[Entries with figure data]

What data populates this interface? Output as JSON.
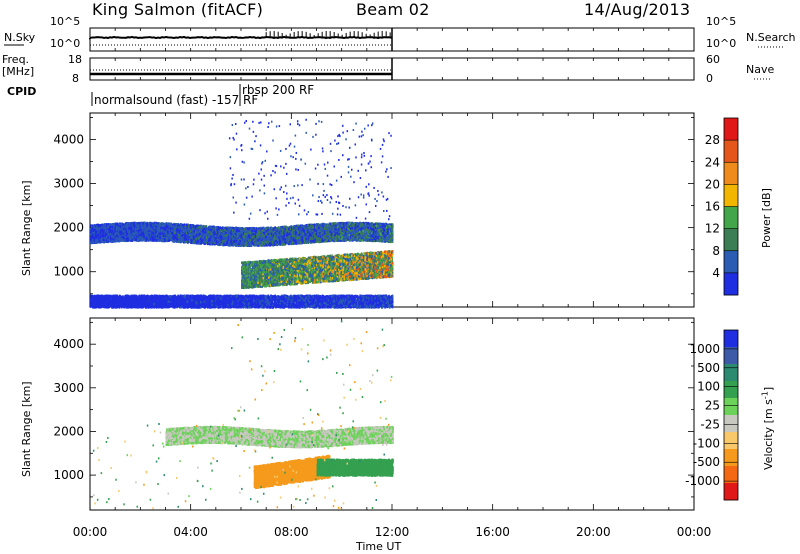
{
  "header": {
    "station": "King Salmon (fitACF)",
    "beam": "Beam 02",
    "date": "14/Aug/2013"
  },
  "strip": {
    "nsky_label": "N.Sky",
    "nsearch_label": "N.Search",
    "nsky_ticks": [
      "10^5",
      "10^0"
    ],
    "nsky_ticks_right": [
      "10^5",
      "10^0"
    ],
    "freq_label": "Freq.",
    "freq_unit": "[MHz]",
    "freq_ticks": [
      "18",
      "8"
    ],
    "nave_label": "Nave",
    "nave_ticks": [
      "60",
      "0"
    ],
    "cpid_label": "CPID",
    "cpid_entries": [
      "normalsound (fast) -157 RF",
      "rbsp 200 RF"
    ]
  },
  "colors": {
    "power_scale": [
      "#1f2ee0",
      "#2a5cb4",
      "#3b7d55",
      "#44a64a",
      "#f2b600",
      "#ef8a1c",
      "#e4561a",
      "#e01818"
    ],
    "velocity_scale": [
      "#e01818",
      "#f46a14",
      "#f59a1c",
      "#f8c86a",
      "#c8c8c0",
      "#6cd25a",
      "#34a050",
      "#2c8a70",
      "#3c5aa8",
      "#1f2ee0"
    ]
  },
  "chart_data": [
    {
      "type": "heatmap",
      "title": "",
      "ylabel": "Slant Range [km]",
      "xlabel": "",
      "xlim": [
        "00:00",
        "24:00"
      ],
      "ylim": [
        200,
        4600
      ],
      "y_ticks": [
        "1000",
        "2000",
        "3000",
        "4000"
      ],
      "colorbar": {
        "label": "Power [dB]",
        "ticks": [
          "4",
          "8",
          "12",
          "16",
          "20",
          "24",
          "28"
        ]
      },
      "features": [
        {
          "desc": "E-region band",
          "x_start": "00:00",
          "x_end": "12:00",
          "range_km": [
            1650,
            2100
          ],
          "power_db": [
            4,
            16
          ]
        },
        {
          "desc": "F-region band",
          "x_start": "06:00",
          "x_end": "12:00",
          "range_km": [
            800,
            1450
          ],
          "power_db": [
            8,
            30
          ]
        },
        {
          "desc": "near-range scatter",
          "x_start": "00:00",
          "x_end": "12:00",
          "range_km": [
            200,
            500
          ],
          "power_db": [
            4,
            8
          ]
        }
      ]
    },
    {
      "type": "heatmap",
      "title": "",
      "ylabel": "Slant Range [km]",
      "xlabel": "Time UT",
      "xlim": [
        "00:00",
        "24:00"
      ],
      "ylim": [
        200,
        4600
      ],
      "y_ticks": [
        "1000",
        "2000",
        "3000",
        "4000"
      ],
      "x_ticks": [
        "00:00",
        "04:00",
        "08:00",
        "12:00",
        "16:00",
        "20:00",
        "00:00"
      ],
      "colorbar": {
        "label": "Velocity [m s^-1]",
        "ticks": [
          "-1000",
          "-500",
          "-100",
          "-25",
          "25",
          "100",
          "500",
          "1000"
        ]
      },
      "features": [
        {
          "desc": "ground scatter",
          "x_start": "03:00",
          "x_end": "12:00",
          "range_km": [
            1700,
            2100
          ],
          "velocity_ms": [
            -25,
            25
          ]
        },
        {
          "desc": "negative velocity band",
          "x_start": "06:30",
          "x_end": "09:30",
          "range_km": [
            850,
            1400
          ],
          "velocity_ms": [
            -500,
            -100
          ]
        },
        {
          "desc": "positive velocity band",
          "x_start": "09:00",
          "x_end": "12:00",
          "range_km": [
            1000,
            1400
          ],
          "velocity_ms": [
            25,
            100
          ]
        }
      ]
    }
  ]
}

Exercise prompt »
Every record above should come back exactly, but without its pictures.

Written solution »
What data populates this interface? Output as JSON.
{
  "header": {
    "station": "King Salmon (fitACF)",
    "beam": "Beam 02",
    "date": "14/Aug/2013"
  },
  "strip": {
    "nsky_label": "N.Sky",
    "nsearch_label": "N.Search",
    "nsky_ticks": [
      "10^5",
      "10^0"
    ],
    "nsky_ticks_right": [
      "10^5",
      "10^0"
    ],
    "freq_label": "Freq.",
    "freq_unit": "[MHz]",
    "freq_ticks": [
      "18",
      "8"
    ],
    "nave_label": "Nave",
    "nave_ticks": [
      "60",
      "0"
    ],
    "cpid_label": "CPID",
    "cpid_entries": [
      "normalsound (fast) -157 RF",
      "rbsp 200 RF"
    ]
  },
  "colors": {
    "power_scale": [
      "#1f2ee0",
      "#2a5cb4",
      "#3b7d55",
      "#44a64a",
      "#f2b600",
      "#ef8a1c",
      "#e4561a",
      "#e01818"
    ],
    "velocity_scale": [
      "#e01818",
      "#f46a14",
      "#f59a1c",
      "#f8c86a",
      "#c8c8c0",
      "#6cd25a",
      "#34a050",
      "#2c8a70",
      "#3c5aa8",
      "#1f2ee0"
    ]
  },
  "chart_data": [
    {
      "type": "heatmap",
      "title": "",
      "ylabel": "Slant Range [km]",
      "xlabel": "",
      "xlim": [
        "00:00",
        "24:00"
      ],
      "ylim": [
        200,
        4600
      ],
      "y_ticks": [
        "1000",
        "2000",
        "3000",
        "4000"
      ],
      "colorbar": {
        "label": "Power [dB]",
        "ticks": [
          "4",
          "8",
          "12",
          "16",
          "20",
          "24",
          "28"
        ]
      },
      "features": [
        {
          "desc": "E-region band",
          "x_start": "00:00",
          "x_end": "12:00",
          "range_km": [
            1650,
            2100
          ],
          "power_db": [
            4,
            16
          ]
        },
        {
          "desc": "F-region band",
          "x_start": "06:00",
          "x_end": "12:00",
          "range_km": [
            800,
            1450
          ],
          "power_db": [
            8,
            30
          ]
        },
        {
          "desc": "near-range scatter",
          "x_start": "00:00",
          "x_end": "12:00",
          "range_km": [
            200,
            500
          ],
          "power_db": [
            4,
            8
          ]
        }
      ]
    },
    {
      "type": "heatmap",
      "title": "",
      "ylabel": "Slant Range [km]",
      "xlabel": "Time UT",
      "xlim": [
        "00:00",
        "24:00"
      ],
      "ylim": [
        200,
        4600
      ],
      "y_ticks": [
        "1000",
        "2000",
        "3000",
        "4000"
      ],
      "x_ticks": [
        "00:00",
        "04:00",
        "08:00",
        "12:00",
        "16:00",
        "20:00",
        "00:00"
      ],
      "colorbar": {
        "label": "Velocity [m s^-1]",
        "ticks": [
          "-1000",
          "-500",
          "-100",
          "-25",
          "25",
          "100",
          "500",
          "1000"
        ]
      },
      "features": [
        {
          "desc": "ground scatter",
          "x_start": "03:00",
          "x_end": "12:00",
          "range_km": [
            1700,
            2100
          ],
          "velocity_ms": [
            -25,
            25
          ]
        },
        {
          "desc": "negative velocity band",
          "x_start": "06:30",
          "x_end": "09:30",
          "range_km": [
            850,
            1400
          ],
          "velocity_ms": [
            -500,
            -100
          ]
        },
        {
          "desc": "positive velocity band",
          "x_start": "09:00",
          "x_end": "12:00",
          "range_km": [
            1000,
            1400
          ],
          "velocity_ms": [
            25,
            100
          ]
        }
      ]
    }
  ]
}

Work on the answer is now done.